**Required task**: Carry the mailing-list thread on the BFQ I/O scheduler patch forward, picking up right after its final line.

**Source extract**:
What do you exactly mean by this last sentence?

> - as a consequence if some I/O of Q1/Q2 arrives while Q2/Q1 is the
>   only queue in service, there is absolutely no point in delaying the
>   service of such an I/O.  The only possible result is a throughput
>   loss, detected by Jan's test

If we are idling at that moment waiting for more IO from in service queue,
I agree. But that doesn't seem to be part of your condition above?

> - so, when the above condition holds, the most effective and efficient
>   action is to put the new I/O directly in the dispatch list
> - as an additional restriction, Q1 and Q2 must be the only busy queues
>   for this commit to put the I/O of Q2/Q1 in the dispatch list.  This is
>   necessary, because, if also other queues are waiting for service, then
>   putting new I/O directly in the dispatch list may evidently cause a
>   violation of service guarantees for the other queues

This last restriction is not ideal for cases like jbd2 thread since it may
still lead to pointless idling but I understand that without some
restriction like this several waking threads could just starve other ones.
So I guess it's fine for now.

								Honza
Paolo Valente Feb. 5, 2021, 10:16 a.m. UTC | #5
> Il giorno 3 feb 2021, alle ore 12:43, Jan Kara <jack@suse.cz> ha scritto:
> 
> On Thu 28-01-21 18:54:05, Paolo Valente wrote:
>> 
>> 
>>> Il giorno 26 gen 2021, alle ore 17:18, Jens Axboe <axboe@kernel.dk> ha scritto:
>>> 
>>> On 1/26/21 3:50 AM, Paolo Valente wrote:
>>>> Consider a new I/O request that arrives for a bfq_queue bfqq. If, when
>>>> this happens, the only active bfq_queues are bfqq and either its waker
>>>> bfq_queue or one of its woken bfq_queues, then there is no point in
>>>> queueing this new I/O request in bfqq for service. In fact, the
>>>> in-service queue and bfqq agree on serving this new I/O request as
>>>> soon as possible. So this commit puts this new I/O request directly
>>>> into the dispatch list.
>>>> 
>>>> Tested-by: Jan Kara <jack@suse.cz>
>>>> Signed-off-by: Paolo Valente <paolo.valente@linaro.org>
>>>> ---
>>>> block/bfq-iosched.c | 17 ++++++++++++++++-
>>>> 1 file changed, 16 insertions(+), 1 deletion(-)

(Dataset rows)
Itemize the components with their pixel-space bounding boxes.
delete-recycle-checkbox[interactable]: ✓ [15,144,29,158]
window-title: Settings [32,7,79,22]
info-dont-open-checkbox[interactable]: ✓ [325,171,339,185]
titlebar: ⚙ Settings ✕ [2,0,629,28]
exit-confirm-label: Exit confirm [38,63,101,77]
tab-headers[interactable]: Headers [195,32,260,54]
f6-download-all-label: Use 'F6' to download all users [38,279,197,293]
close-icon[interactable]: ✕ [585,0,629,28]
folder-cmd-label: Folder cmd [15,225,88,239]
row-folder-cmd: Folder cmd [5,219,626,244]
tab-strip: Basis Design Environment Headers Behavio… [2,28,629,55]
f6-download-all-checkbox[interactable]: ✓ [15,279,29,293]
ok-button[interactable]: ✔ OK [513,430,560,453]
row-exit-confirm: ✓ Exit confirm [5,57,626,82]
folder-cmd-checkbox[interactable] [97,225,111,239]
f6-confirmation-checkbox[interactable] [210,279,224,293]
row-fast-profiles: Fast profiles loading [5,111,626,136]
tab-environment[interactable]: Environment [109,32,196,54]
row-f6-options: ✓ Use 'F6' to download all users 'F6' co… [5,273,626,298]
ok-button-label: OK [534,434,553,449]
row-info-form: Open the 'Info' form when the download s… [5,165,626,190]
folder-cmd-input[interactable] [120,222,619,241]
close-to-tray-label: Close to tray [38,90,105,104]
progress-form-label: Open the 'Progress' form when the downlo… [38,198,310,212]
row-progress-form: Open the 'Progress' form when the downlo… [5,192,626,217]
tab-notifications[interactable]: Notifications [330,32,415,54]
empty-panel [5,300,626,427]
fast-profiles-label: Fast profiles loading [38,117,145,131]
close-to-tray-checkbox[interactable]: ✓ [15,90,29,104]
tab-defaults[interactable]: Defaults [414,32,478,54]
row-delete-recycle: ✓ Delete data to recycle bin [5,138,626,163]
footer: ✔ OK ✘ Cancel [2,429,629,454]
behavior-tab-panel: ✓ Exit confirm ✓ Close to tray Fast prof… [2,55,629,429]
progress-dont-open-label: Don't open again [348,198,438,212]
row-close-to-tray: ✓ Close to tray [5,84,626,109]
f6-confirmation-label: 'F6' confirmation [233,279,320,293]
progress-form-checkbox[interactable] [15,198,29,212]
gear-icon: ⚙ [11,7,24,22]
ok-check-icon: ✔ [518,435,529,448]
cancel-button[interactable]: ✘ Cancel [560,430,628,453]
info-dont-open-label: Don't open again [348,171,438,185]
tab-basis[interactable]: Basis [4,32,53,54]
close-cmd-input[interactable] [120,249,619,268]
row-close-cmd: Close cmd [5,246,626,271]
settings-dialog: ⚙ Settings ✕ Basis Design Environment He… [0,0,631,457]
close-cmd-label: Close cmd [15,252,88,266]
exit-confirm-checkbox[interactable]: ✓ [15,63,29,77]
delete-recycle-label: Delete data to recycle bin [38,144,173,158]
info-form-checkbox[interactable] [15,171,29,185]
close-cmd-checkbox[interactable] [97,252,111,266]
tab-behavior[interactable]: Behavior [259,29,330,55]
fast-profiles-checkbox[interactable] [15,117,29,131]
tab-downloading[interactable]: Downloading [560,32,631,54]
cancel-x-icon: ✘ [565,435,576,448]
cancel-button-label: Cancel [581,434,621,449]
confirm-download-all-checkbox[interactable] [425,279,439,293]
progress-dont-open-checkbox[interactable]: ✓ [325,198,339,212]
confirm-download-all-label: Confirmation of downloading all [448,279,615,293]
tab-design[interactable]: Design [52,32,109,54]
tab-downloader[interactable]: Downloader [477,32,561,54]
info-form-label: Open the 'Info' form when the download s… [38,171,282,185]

**Answer**:
>>>> 
>>>> diff --git a/block/bfq-iosched.c b/block/bfq-iosched.c
>>>> index a83149407336..e5b83910fbe0 100644
>>>> --- a/block/bfq-iosched.c
>>>> +++ b/block/bfq-iosched.c
>>>> @@ -5640,7 +5640,22 @@ static void bfq_insert_request(struct blk_mq_hw_ctx *hctx, struct request *rq,
>>>> 
>>>> 	spin_lock_irq(&bfqd->lock);
>>>> 	bfqq = bfq_init_rq(rq);
>>>> -	if (!bfqq || at_head || blk_rq_is_passthrough(rq)) {
>>>> +
>>>> +	/*
>>>> +	 * Additional case for putting rq directly into the dispatch
>>>> +	 * queue: the only active bfq_queues are bfqq and either its
>>>> +	 * waker bfq_queue or one of its woken bfq_queues. In this
>>>> +	 * case, there is no point in queueing rq in bfqq for
>>>> +	 * service. In fact, the in-service queue and bfqq agree on
>>>> +	 * serving this new I/O request as soon as possible.
>>>> +	 */
>>>> +	if (!bfqq ||
>>>> +	    (bfqq != bfqd->in_service_queue &&
>>>> +	     bfqd->in_service_queue != NULL &&
>>>> +	     bfq_tot_busy_queues(bfqd) == 1 + bfq_bfqq_busy(bfqq) &&
>>>> +	     (bfqq->waker_bfqq == bfqd->in_service_queue ||
>>>> +	      bfqd->in_service_queue->waker_bfqq == bfqq)) ||
>>>> +	    at_head || blk_rq_is_passthrough(rq)) {
>>>> 		if (at_head)
>>>> 			list_add(&rq->queuelist, &bfqd->dispatch);
>>>> 		else
>>>> 
>>> 
>>> This is unreadable... Just seems like you are piling heuristics in to
>>> catch some case, and it's neither readable nor clean.
>>> 
>> 
>> Yeah, these comments inappropriately assume that the reader knows the
>> waker mechanism in depth.  And they do not stress at all how important
>> this improvement is.
>> 
>> I'll do my best to improve these comments.
>> 
>> To try to do a better job, let me also explain the matter early here.
>> Maybe you or others can give me some early feedback (or just tell me
>> to proceed).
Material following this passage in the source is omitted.